Entries shown →
* * * * * * * * *
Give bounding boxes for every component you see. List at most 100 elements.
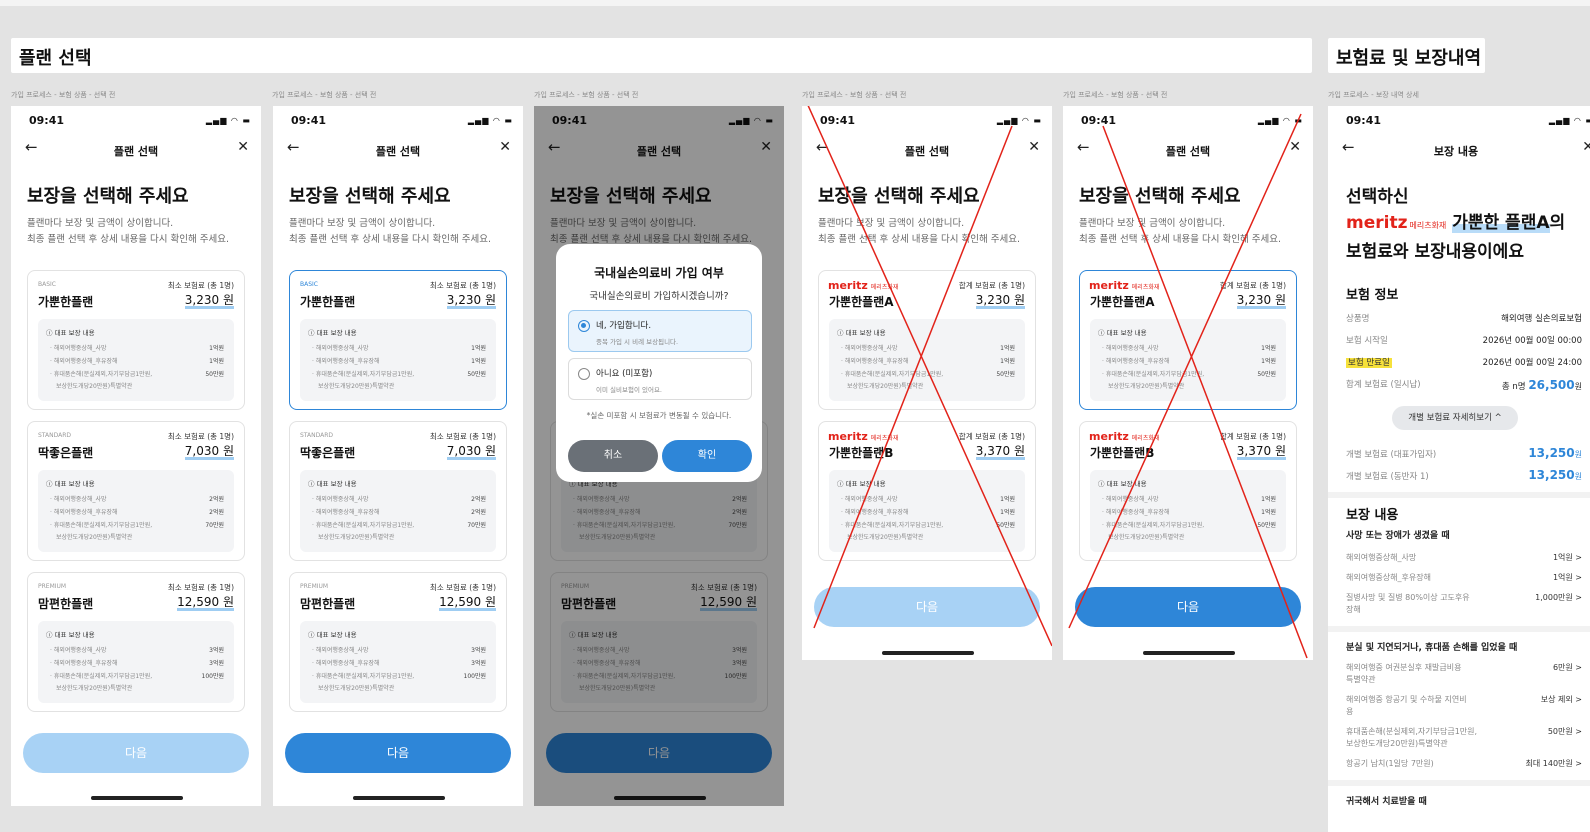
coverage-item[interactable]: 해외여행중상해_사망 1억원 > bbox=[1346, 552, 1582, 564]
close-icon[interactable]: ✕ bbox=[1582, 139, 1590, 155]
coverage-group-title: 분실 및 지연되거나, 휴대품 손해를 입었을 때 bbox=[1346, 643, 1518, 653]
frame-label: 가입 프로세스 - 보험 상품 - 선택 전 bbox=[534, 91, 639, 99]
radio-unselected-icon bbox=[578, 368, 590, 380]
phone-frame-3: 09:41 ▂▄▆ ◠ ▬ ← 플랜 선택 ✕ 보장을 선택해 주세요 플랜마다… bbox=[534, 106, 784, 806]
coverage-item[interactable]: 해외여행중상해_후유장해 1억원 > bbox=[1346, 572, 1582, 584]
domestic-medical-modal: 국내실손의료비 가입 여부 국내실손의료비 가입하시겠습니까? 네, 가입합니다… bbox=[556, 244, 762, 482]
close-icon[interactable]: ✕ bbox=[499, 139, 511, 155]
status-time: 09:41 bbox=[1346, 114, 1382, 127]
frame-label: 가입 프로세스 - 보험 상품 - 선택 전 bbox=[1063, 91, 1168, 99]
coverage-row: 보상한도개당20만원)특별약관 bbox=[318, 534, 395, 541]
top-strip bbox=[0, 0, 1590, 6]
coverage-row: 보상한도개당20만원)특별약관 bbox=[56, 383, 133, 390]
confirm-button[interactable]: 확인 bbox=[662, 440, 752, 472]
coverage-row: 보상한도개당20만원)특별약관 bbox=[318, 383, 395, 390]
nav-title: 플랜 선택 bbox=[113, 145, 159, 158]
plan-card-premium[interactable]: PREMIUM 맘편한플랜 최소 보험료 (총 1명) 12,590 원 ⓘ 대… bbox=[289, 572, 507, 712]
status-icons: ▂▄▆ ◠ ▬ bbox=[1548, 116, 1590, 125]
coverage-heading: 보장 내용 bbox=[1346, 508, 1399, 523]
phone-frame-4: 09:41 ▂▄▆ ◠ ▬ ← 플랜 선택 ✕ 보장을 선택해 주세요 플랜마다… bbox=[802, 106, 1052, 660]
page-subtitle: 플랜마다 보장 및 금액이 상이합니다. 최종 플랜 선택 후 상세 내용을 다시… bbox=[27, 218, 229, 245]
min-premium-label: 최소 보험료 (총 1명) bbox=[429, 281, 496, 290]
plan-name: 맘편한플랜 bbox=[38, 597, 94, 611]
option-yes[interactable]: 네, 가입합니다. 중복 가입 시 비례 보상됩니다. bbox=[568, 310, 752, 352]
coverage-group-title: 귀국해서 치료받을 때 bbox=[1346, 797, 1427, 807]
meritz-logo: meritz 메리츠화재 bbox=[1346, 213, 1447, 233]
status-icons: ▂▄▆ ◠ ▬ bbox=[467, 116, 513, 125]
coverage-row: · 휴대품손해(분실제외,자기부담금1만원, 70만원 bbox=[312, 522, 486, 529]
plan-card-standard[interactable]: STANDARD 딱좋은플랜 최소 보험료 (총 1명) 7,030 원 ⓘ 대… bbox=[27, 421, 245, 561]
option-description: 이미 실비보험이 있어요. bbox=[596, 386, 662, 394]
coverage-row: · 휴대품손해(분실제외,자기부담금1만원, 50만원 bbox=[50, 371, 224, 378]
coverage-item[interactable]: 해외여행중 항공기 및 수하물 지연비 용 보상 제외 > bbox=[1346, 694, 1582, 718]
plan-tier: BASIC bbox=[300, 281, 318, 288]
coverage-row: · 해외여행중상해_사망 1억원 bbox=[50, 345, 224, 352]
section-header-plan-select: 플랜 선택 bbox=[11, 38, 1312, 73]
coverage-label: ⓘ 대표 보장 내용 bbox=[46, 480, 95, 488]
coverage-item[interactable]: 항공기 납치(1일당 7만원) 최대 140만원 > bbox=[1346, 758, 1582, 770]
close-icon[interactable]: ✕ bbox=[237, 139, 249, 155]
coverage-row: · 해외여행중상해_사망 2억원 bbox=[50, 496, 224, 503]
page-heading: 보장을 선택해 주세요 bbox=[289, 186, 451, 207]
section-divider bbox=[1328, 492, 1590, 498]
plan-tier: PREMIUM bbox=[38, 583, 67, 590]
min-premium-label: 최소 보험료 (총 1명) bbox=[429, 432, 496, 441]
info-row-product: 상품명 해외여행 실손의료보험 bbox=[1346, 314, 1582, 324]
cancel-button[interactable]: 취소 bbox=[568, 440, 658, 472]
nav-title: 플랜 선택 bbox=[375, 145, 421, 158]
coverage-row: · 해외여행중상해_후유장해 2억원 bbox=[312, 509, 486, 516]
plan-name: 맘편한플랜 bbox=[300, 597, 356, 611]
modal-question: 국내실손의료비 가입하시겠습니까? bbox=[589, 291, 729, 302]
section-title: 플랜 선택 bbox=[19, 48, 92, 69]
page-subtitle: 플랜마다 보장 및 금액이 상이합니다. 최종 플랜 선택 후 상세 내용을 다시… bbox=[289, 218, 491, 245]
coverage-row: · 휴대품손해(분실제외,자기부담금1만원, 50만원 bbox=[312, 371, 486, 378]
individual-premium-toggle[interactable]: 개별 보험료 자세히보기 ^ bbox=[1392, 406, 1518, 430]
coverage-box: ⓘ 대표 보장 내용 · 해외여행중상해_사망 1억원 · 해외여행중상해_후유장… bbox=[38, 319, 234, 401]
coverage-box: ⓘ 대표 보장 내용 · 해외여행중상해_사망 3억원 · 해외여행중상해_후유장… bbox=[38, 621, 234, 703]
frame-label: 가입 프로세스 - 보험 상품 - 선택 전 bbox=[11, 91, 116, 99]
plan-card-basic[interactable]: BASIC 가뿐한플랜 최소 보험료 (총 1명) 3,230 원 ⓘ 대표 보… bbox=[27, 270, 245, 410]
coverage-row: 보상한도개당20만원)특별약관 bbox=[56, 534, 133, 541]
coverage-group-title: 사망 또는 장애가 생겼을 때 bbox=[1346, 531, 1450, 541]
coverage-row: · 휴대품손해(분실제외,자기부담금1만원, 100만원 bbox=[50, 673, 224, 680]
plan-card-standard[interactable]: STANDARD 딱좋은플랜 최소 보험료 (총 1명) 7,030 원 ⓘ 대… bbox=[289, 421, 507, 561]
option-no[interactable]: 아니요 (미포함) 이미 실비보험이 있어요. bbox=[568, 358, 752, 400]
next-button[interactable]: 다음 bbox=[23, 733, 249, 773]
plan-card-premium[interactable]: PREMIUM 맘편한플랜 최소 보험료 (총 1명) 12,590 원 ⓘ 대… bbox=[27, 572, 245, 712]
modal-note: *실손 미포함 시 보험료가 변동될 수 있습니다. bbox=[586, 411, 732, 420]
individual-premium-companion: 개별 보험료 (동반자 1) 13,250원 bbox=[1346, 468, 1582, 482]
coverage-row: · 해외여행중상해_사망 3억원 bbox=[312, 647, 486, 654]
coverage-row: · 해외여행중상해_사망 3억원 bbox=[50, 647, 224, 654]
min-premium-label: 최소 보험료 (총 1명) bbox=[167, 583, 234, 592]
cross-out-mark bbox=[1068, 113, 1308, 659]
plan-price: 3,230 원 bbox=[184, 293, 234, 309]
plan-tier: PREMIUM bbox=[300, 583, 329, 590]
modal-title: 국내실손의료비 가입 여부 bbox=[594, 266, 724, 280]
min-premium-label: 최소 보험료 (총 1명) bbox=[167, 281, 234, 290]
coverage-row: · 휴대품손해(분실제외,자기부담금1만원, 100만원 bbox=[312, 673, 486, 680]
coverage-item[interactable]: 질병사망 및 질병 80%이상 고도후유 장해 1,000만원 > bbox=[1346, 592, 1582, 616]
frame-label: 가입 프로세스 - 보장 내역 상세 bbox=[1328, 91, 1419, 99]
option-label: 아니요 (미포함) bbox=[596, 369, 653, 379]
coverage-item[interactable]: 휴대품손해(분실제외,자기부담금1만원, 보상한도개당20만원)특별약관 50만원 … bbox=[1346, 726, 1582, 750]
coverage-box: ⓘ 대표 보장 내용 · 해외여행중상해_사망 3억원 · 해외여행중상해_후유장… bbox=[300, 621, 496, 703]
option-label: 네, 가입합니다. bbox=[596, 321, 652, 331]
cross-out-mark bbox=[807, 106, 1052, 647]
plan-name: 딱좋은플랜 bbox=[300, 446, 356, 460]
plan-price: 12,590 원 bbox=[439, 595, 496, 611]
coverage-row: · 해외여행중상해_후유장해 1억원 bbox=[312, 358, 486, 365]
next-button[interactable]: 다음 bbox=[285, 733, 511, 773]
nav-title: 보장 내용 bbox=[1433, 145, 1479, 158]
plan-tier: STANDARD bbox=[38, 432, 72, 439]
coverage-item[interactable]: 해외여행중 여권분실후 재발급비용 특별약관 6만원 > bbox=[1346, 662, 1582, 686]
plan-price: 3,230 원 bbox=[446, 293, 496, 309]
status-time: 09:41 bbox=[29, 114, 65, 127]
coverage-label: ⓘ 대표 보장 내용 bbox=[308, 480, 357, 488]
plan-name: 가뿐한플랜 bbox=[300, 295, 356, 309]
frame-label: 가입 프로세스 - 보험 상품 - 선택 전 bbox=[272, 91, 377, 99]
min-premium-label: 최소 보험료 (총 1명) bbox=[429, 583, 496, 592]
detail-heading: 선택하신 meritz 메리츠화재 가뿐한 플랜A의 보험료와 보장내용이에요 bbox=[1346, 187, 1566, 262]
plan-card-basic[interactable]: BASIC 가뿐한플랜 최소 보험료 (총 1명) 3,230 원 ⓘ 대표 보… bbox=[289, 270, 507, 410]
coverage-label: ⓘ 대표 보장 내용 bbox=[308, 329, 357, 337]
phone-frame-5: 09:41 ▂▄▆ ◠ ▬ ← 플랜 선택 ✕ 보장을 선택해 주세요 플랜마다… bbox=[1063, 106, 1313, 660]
* * * * * * * * *
Goal → Copy the records above word for word, from the line containing "coverage-item[interactable]: 해외여행중상해_사망 1억원" through the line containing "status-icons: ▂▄▆ ◠ ▬ bbox=[467, 116, 513, 125]", including both of those lines.

Correct answer →
coverage-item[interactable]: 해외여행중상해_사망 1억원 > bbox=[1346, 552, 1582, 564]
close-icon[interactable]: ✕ bbox=[1582, 139, 1590, 155]
coverage-group-title: 분실 및 지연되거나, 휴대품 손해를 입었을 때 bbox=[1346, 643, 1518, 653]
frame-label: 가입 프로세스 - 보험 상품 - 선택 전 bbox=[534, 91, 639, 99]
radio-unselected-icon bbox=[578, 368, 590, 380]
phone-frame-3: 09:41 ▂▄▆ ◠ ▬ ← 플랜 선택 ✕ 보장을 선택해 주세요 플랜마다… bbox=[534, 106, 784, 806]
coverage-item[interactable]: 해외여행중상해_후유장해 1억원 > bbox=[1346, 572, 1582, 584]
domestic-medical-modal: 국내실손의료비 가입 여부 국내실손의료비 가입하시겠습니까? 네, 가입합니다… bbox=[556, 244, 762, 482]
close-icon[interactable]: ✕ bbox=[499, 139, 511, 155]
status-time: 09:41 bbox=[1346, 114, 1382, 127]
frame-label: 가입 프로세스 - 보험 상품 - 선택 전 bbox=[1063, 91, 1168, 99]
coverage-row: 보상한도개당20만원)특별약관 bbox=[318, 534, 395, 541]
top-strip bbox=[0, 0, 1590, 6]
coverage-row: 보상한도개당20만원)특별약관 bbox=[56, 383, 133, 390]
confirm-button[interactable]: 확인 bbox=[662, 440, 752, 472]
coverage-row: 보상한도개당20만원)특별약관 bbox=[318, 383, 395, 390]
nav-title: 플랜 선택 bbox=[113, 145, 159, 158]
plan-card-premium[interactable]: PREMIUM 맘편한플랜 최소 보험료 (총 1명) 12,590 원 ⓘ 대… bbox=[289, 572, 507, 712]
status-icons: ▂▄▆ ◠ ▬ bbox=[1548, 116, 1590, 125]
coverage-heading: 보장 내용 bbox=[1346, 508, 1399, 523]
phone-frame-4: 09:41 ▂▄▆ ◠ ▬ ← 플랜 선택 ✕ 보장을 선택해 주세요 플랜마다… bbox=[802, 106, 1052, 660]
page-subtitle: 플랜마다 보장 및 금액이 상이합니다. 최종 플랜 선택 후 상세 내용을 다시… bbox=[27, 218, 229, 245]
min-premium-label: 최소 보험료 (총 1명) bbox=[429, 281, 496, 290]
plan-name: 맘편한플랜 bbox=[38, 597, 94, 611]
option-yes[interactable]: 네, 가입합니다. 중복 가입 시 비례 보상됩니다. bbox=[568, 310, 752, 352]
coverage-group-title: 귀국해서 치료받을 때 bbox=[1346, 797, 1427, 807]
meritz-logo: meritz 메리츠화재 bbox=[1346, 213, 1447, 233]
status-icons: ▂▄▆ ◠ ▬ bbox=[467, 116, 513, 125]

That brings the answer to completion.